##### RECORDS FOR PROCESSING

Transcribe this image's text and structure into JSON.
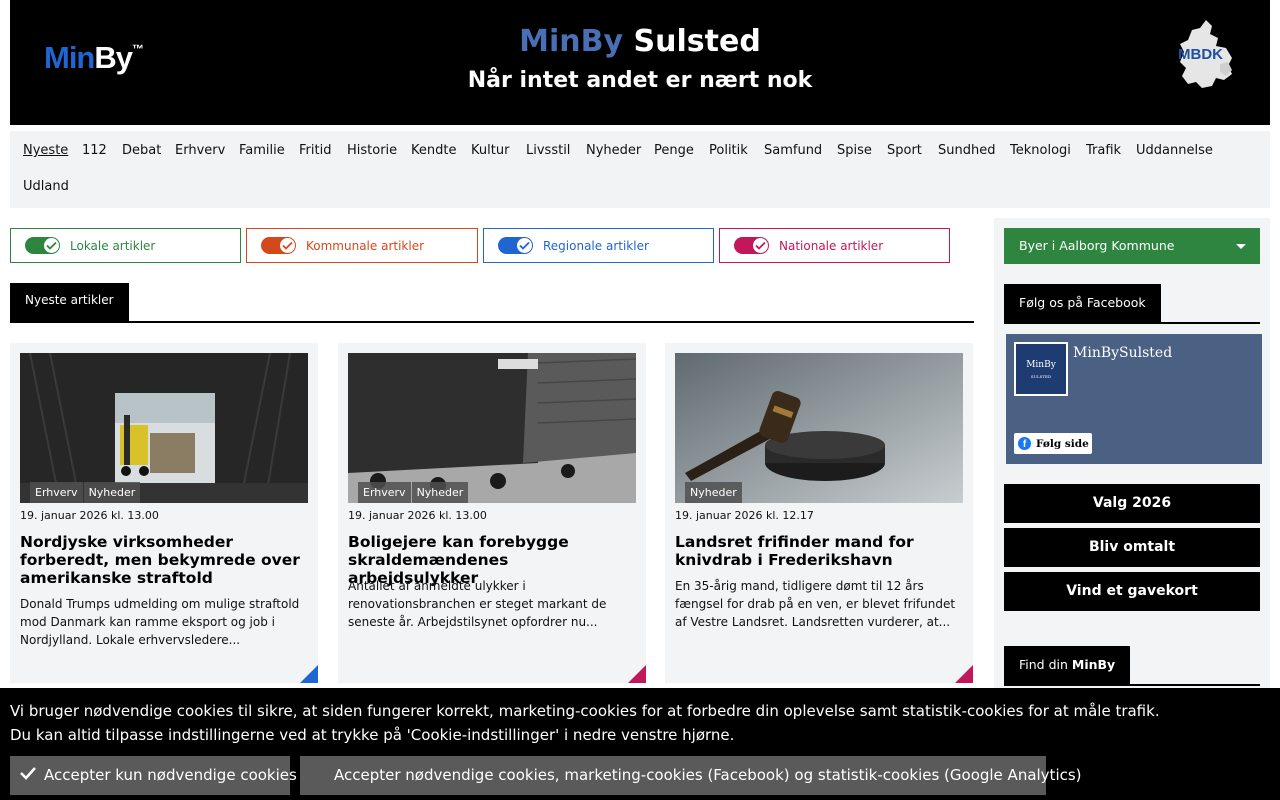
{
  "header": {
    "logo_min": "MinBy",
    "logo_by": "",
    "logo_tm": "™",
    "title_prefix": "MinBy",
    "title_city": "Sulsted",
    "tagline": "Når intet andet er nært nok",
    "mbdk_label": "MBDK"
  },
  "nav": {
    "row1": [
      "Nyeste",
      "112",
      "Debat",
      "Erhverv",
      "Familie",
      "Fritid",
      "Historie",
      "Kendte",
      "Kultur",
      "Livsstil",
      "Nyheder",
      "Penge",
      "Politik",
      "Samfund",
      "Spise",
      "Sport",
      "Sundhed",
      "Teknologi",
      "Trafik",
      "Uddannelse"
    ],
    "row2": [
      "Udland"
    ],
    "active": "Nyeste"
  },
  "filters": [
    {
      "label": "Lokale artikler",
      "color": "#2e8540"
    },
    {
      "label": "Kommunale artikler",
      "color": "#d4491c"
    },
    {
      "label": "Regionale artikler",
      "color": "#1f66d1"
    },
    {
      "label": "Nationale artikler",
      "color": "#c2185b"
    }
  ],
  "section": {
    "title": "Nyeste artikler"
  },
  "articles": [
    {
      "tags": [
        "Erhverv",
        "Nyheder"
      ],
      "date": "19. januar 2026 kl. 13.00",
      "title": "Nordjyske virksomheder forberedt, men bekymrede over amerikanske straftold",
      "text": "Donald Trumps udmelding om mulige straftold mod Danmark kan ramme eksport og job i Nordjylland. Lokale erhvervsledere...",
      "corner_color": "#1f66d1"
    },
    {
      "tags": [
        "Erhverv",
        "Nyheder"
      ],
      "date": "19. januar 2026 kl. 13.00",
      "title": "Boligejere kan forebygge skraldemændenes arbejdsulykker",
      "text": "Antallet af anmeldte ulykker i renovationsbranchen er steget markant de seneste år. Arbejdstilsynet opfordrer nu...",
      "corner_color": "#c2185b"
    },
    {
      "tags": [
        "Nyheder"
      ],
      "date": "19. januar 2026 kl. 12.17",
      "title": "Landsret frifinder mand for knivdrab i Frederikshavn",
      "text": "En 35-årig mand, tidligere dømt til 12 års fængsel for drab på en ven, er blevet frifundet af Vestre Landsret. Landsretten vurderer, at...",
      "corner_color": "#c2185b"
    }
  ],
  "sidebar": {
    "city_select": "Byer i Aalborg Kommune",
    "facebook_tab": "Følg os på Facebook",
    "fb_page_name": "MinBySulsted",
    "fb_avatar_text": "MinBy",
    "fb_avatar_sub": "SULSTED",
    "fb_follow": "Følg side",
    "buttons": [
      "Valg 2026",
      "Bliv omtalt",
      "Vind et gavekort"
    ],
    "find_tab_prefix": "Find din",
    "find_tab_brand": "MinBy"
  },
  "cookie": {
    "line1": "Vi bruger nødvendige cookies til sikre, at siden fungerer korrekt, marketing-cookies for at forbedre din oplevelse samt statistik-cookies for at måle trafik.",
    "line2": "Du kan altid tilpasse indstillingerne ved at trykke på 'Cookie-indstillinger' i nedre venstre hjørne.",
    "btn_necessary": "Accepter kun nødvendige cookies",
    "btn_all": "Accepter nødvendige cookies, marketing-cookies (Facebook) og statistik-cookies (Google Analytics)"
  }
}
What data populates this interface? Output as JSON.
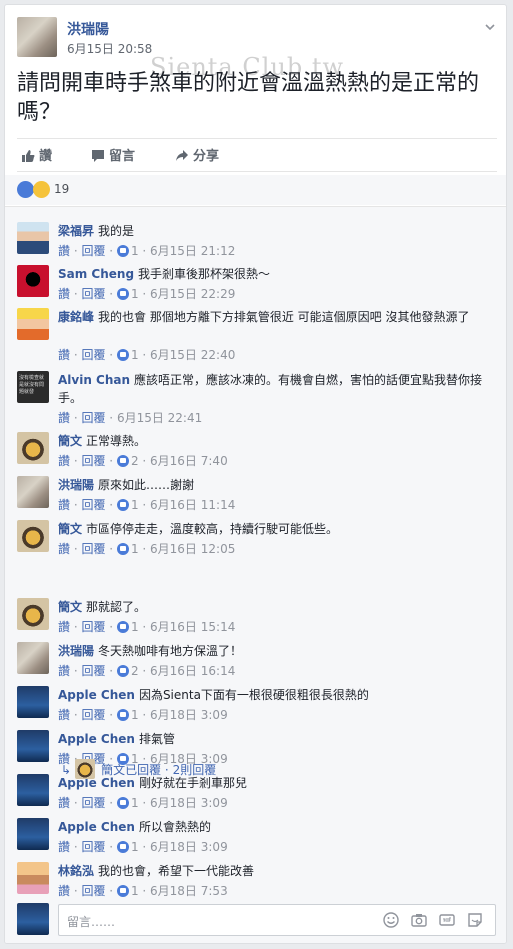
{
  "post": {
    "author": "洪瑞陽",
    "time": "6月15日 20:58",
    "watermark": "Sienta Club.tw",
    "text": "請問開車時手煞車的附近會溫溫熱熱的是正常的嗎？",
    "actions": {
      "like": "讚",
      "comment": "留言",
      "share": "分享"
    },
    "reaction_count": "19",
    "colors": {
      "link": "#365899",
      "action": "#4267b2",
      "like": "#4a7bd8"
    }
  },
  "comments": [
    {
      "author": "梁福昇",
      "text": "我的是",
      "like": "讚",
      "reply": "回覆",
      "likes": "1",
      "time": "6月15日 21:12"
    },
    {
      "author": "Sam Cheng",
      "text": "我手剎車後那杯架很熱～",
      "like": "讚",
      "reply": "回覆",
      "likes": "1",
      "time": "6月15日 22:29"
    },
    {
      "author": "康銘峰",
      "text": "我的也會 那個地方離下方排氣管很近 可能這個原因吧 沒其他發熱源了",
      "like": "讚",
      "reply": "回覆",
      "likes": "1",
      "time": "6月15日 22:40"
    },
    {
      "author": "Alvin Chan",
      "text": "應該唔正常，應該冰凍的。有機會自燃，害怕的話便宜點我替你接手。",
      "like": "讚",
      "reply": "回覆",
      "likes": "",
      "time": "6月15日 22:41"
    },
    {
      "author": "簡文",
      "text": "正常導熱。",
      "like": "讚",
      "reply": "回覆",
      "likes": "2",
      "time": "6月16日 7:40"
    },
    {
      "author": "洪瑞陽",
      "text": "原來如此……謝謝",
      "like": "讚",
      "reply": "回覆",
      "likes": "1",
      "time": "6月16日 11:14"
    },
    {
      "author": "簡文",
      "text": "市區停停走走，溫度較高，持續行駛可能低些。",
      "like": "讚",
      "reply": "回覆",
      "likes": "1",
      "time": "6月16日 12:05"
    },
    {
      "author": "簡文",
      "text": "那就認了。",
      "like": "讚",
      "reply": "回覆",
      "likes": "1",
      "time": "6月16日 15:14"
    },
    {
      "author": "洪瑞陽",
      "text": "冬天熱咖啡有地方保溫了！",
      "like": "讚",
      "reply": "回覆",
      "likes": "2",
      "time": "6月16日 16:14"
    },
    {
      "author": "Apple Chen",
      "text": "因為Sienta下面有一根很硬很粗很長很熱的",
      "like": "讚",
      "reply": "回覆",
      "likes": "1",
      "time": "6月18日 3:09"
    },
    {
      "author": "Apple Chen",
      "text": "排氣管",
      "like": "讚",
      "reply": "回覆",
      "likes": "1",
      "time": "6月18日 3:09"
    },
    {
      "author": "Apple Chen",
      "text": "剛好就在手剎車那兒",
      "like": "讚",
      "reply": "回覆",
      "likes": "1",
      "time": "6月18日 3:09"
    },
    {
      "author": "Apple Chen",
      "text": "所以會熱熱的",
      "like": "讚",
      "reply": "回覆",
      "likes": "1",
      "time": "6月18日 3:09"
    },
    {
      "author": "林銘泓",
      "text": "我的也會，希望下一代能改善",
      "like": "讚",
      "reply": "回覆",
      "likes": "1",
      "time": "6月18日 7:53"
    }
  ],
  "alvin_avatar_text": "沒有檢查就是就沒有問題就發",
  "reply_summary": {
    "text": "簡文已回覆",
    "sep": "·",
    "count": "2則回覆"
  },
  "composer": {
    "placeholder": "留言……"
  }
}
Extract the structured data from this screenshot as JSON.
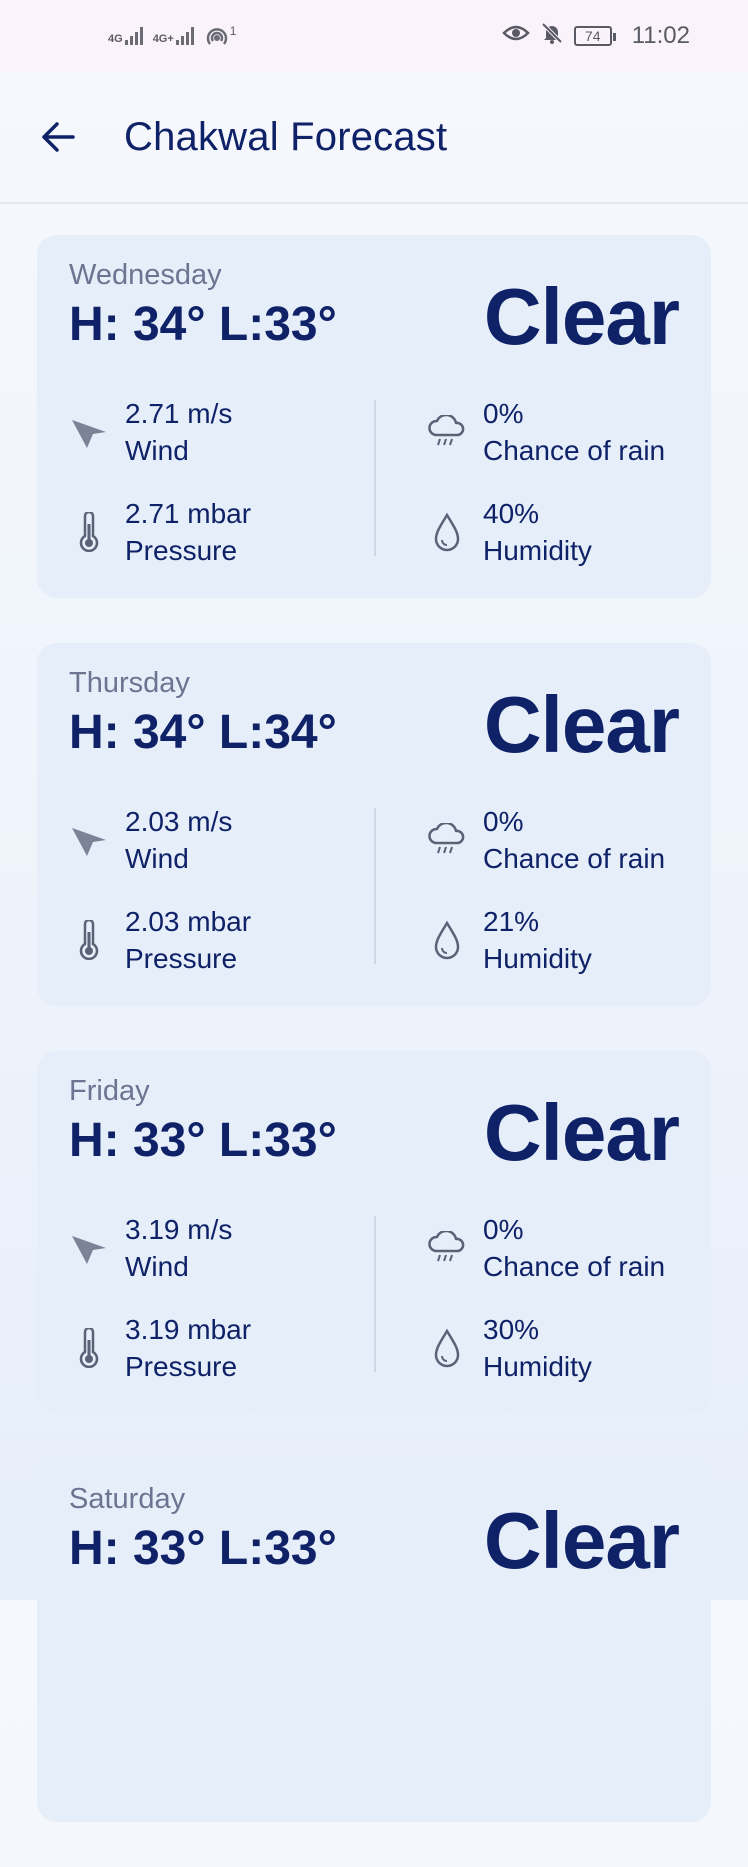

##########

SHORT EXERCISE:
Retype each entry precisely. Skip images entirely.

COMPLETED EXERCISE:
Transcribe this image's text and structure into JSON.
{
  "header": {
    "logo_min": "MinBy",
    "logo_by": "",
    "logo_tm": "™",
    "title_prefix": "MinBy",
    "title_city": "Sulsted",
    "tagline": "Når intet andet er nært nok",
    "mbdk_label": "MBDK"
  },
  "nav": {
    "row1": [
      "Nyeste",
      "112",
      "Debat",
      "Erhverv",
      "Familie",
      "Fritid",
      "Historie",
      "Kendte",
      "Kultur",
      "Livsstil",
      "Nyheder",
      "Penge",
      "Politik",
      "Samfund",
      "Spise",
      "Sport",
      "Sundhed",
      "Teknologi",
      "Trafik",
      "Uddannelse"
    ],
    "row2": [
      "Udland"
    ],
    "active": "Nyeste"
  },
  "filters": [
    {
      "label": "Lokale artikler",
      "color": "#2e8540"
    },
    {
      "label": "Kommunale artikler",
      "color": "#d4491c"
    },
    {
      "label": "Regionale artikler",
      "color": "#1f66d1"
    },
    {
      "label": "Nationale artikler",
      "color": "#c2185b"
    }
  ],
  "section": {
    "title": "Nyeste artikler"
  },
  "articles": [
    {
      "tags": [
        "Erhverv",
        "Nyheder"
      ],
      "date": "19. januar 2026 kl. 13.00",
      "title": "Nordjyske virksomheder forberedt, men bekymrede over amerikanske straftold",
      "text": "Donald Trumps udmelding om mulige straftold mod Danmark kan ramme eksport og job i Nordjylland. Lokale erhvervsledere...",
      "corner_color": "#1f66d1"
    },
    {
      "tags": [
        "Erhverv",
        "Nyheder"
      ],
      "date": "19. januar 2026 kl. 13.00",
      "title": "Boligejere kan forebygge skraldemændenes arbejdsulykker",
      "text": "Antallet af anmeldte ulykker i renovationsbranchen er steget markant de seneste år. Arbejdstilsynet opfordrer nu...",
      "corner_color": "#c2185b"
    },
    {
      "tags": [
        "Nyheder"
      ],
      "date": "19. januar 2026 kl. 12.17",
      "title": "Landsret frifinder mand for knivdrab i Frederikshavn",
      "text": "En 35-årig mand, tidligere dømt til 12 års fængsel for drab på en ven, er blevet frifundet af Vestre Landsret. Landsretten vurderer, at...",
      "corner_color": "#c2185b"
    }
  ],
  "sidebar": {
    "city_select": "Byer i Aalborg Kommune",
    "facebook_tab": "Følg os på Facebook",
    "fb_page_name": "MinBySulsted",
    "fb_avatar_text": "MinBy",
    "fb_avatar_sub": "SULSTED",
    "fb_follow": "Følg side",
    "buttons": [
      "Valg 2026",
      "Bliv omtalt",
      "Vind et gavekort"
    ],
    "find_tab_prefix": "Find din",
    "find_tab_brand": "MinBy"
  },
  "cookie": {
    "line1": "Vi bruger nødvendige cookies til sikre, at siden fungerer korrekt, marketing-cookies for at forbedre din oplevelse samt statistik-cookies for at måle trafik.",
    "line2": "Du kan altid tilpasse indstillingerne ved at trykke på 'Cookie-indstillinger' i nedre venstre hjørne.",
    "btn_necessary": "Accepter kun nødvendige cookies",
    "btn_all": "Accepter nødvendige cookies, marketing-cookies (Facebook) og statistik-cookies (Google Analytics)"
  }
}
What data populates this interface? Output as JSON.
{
  "post": {
    "author": "洪瑞陽",
    "time": "6月15日 20:58",
    "watermark": "Sienta Club.tw",
    "text": "請問開車時手煞車的附近會溫溫熱熱的是正常的嗎？",
    "actions": {
      "like": "讚",
      "comment": "留言",
      "share": "分享"
    },
    "reaction_count": "19",
    "colors": {
      "link": "#365899",
      "action": "#4267b2",
      "like": "#4a7bd8"
    }
  },
  "comments": [
    {
      "author": "梁福昇",
      "text": "我的是",
      "like": "讚",
      "reply": "回覆",
      "likes": "1",
      "time": "6月15日 21:12"
    },
    {
      "author": "Sam Cheng",
      "text": "我手剎車後那杯架很熱～",
      "like": "讚",
      "reply": "回覆",
      "likes": "1",
      "time": "6月15日 22:29"
    },
    {
      "author": "康銘峰",
      "text": "我的也會 那個地方離下方排氣管很近 可能這個原因吧 沒其他發熱源了",
      "like": "讚",
      "reply": "回覆",
      "likes": "1",
      "time": "6月15日 22:40"
    },
    {
      "author": "Alvin Chan",
      "text": "應該唔正常，應該冰凍的。有機會自燃，害怕的話便宜點我替你接手。",
      "like": "讚",
      "reply": "回覆",
      "likes": "",
      "time": "6月15日 22:41"
    },
    {
      "author": "簡文",
      "text": "正常導熱。",
      "like": "讚",
      "reply": "回覆",
      "likes": "2",
      "time": "6月16日 7:40"
    },
    {
      "author": "洪瑞陽",
      "text": "原來如此……謝謝",
      "like": "讚",
      "reply": "回覆",
      "likes": "1",
      "time": "6月16日 11:14"
    },
    {
      "author": "簡文",
      "text": "市區停停走走，溫度較高，持續行駛可能低些。",
      "like": "讚",
      "reply": "回覆",
      "likes": "1",
      "time": "6月16日 12:05"
    },
    {
      "author": "簡文",
      "text": "那就認了。",
      "like": "讚",
      "reply": "回覆",
      "likes": "1",
      "time": "6月16日 15:14"
    },
    {
      "author": "洪瑞陽",
      "text": "冬天熱咖啡有地方保溫了！",
      "like": "讚",
      "reply": "回覆",
      "likes": "2",
      "time": "6月16日 16:14"
    },
    {
      "author": "Apple Chen",
      "text": "因為Sienta下面有一根很硬很粗很長很熱的",
      "like": "讚",
      "reply": "回覆",
      "likes": "1",
      "time": "6月18日 3:09"
    },
    {
      "author": "Apple Chen",
      "text": "排氣管",
      "like": "讚",
      "reply": "回覆",
      "likes": "1",
      "time": "6月18日 3:09"
    },
    {
      "author": "Apple Chen",
      "text": "剛好就在手剎車那兒",
      "like": "讚",
      "reply": "回覆",
      "likes": "1",
      "time": "6月18日 3:09"
    },
    {
      "author": "Apple Chen",
      "text": "所以會熱熱的",
      "like": "讚",
      "reply": "回覆",
      "likes": "1",
      "time": "6月18日 3:09"
    },
    {
      "author": "林銘泓",
      "text": "我的也會，希望下一代能改善",
      "like": "讚",
      "reply": "回覆",
      "likes": "1",
      "time": "6月18日 7:53"
    }
  ],
  "alvin_avatar_text": "沒有檢查就是就沒有問題就發",
  "reply_summary": {
    "text": "簡文已回覆",
    "sep": "·",
    "count": "2則回覆"
  },
  "composer": {
    "placeholder": "留言……"
  }
}
Extract the structured data from this screenshot as JSON.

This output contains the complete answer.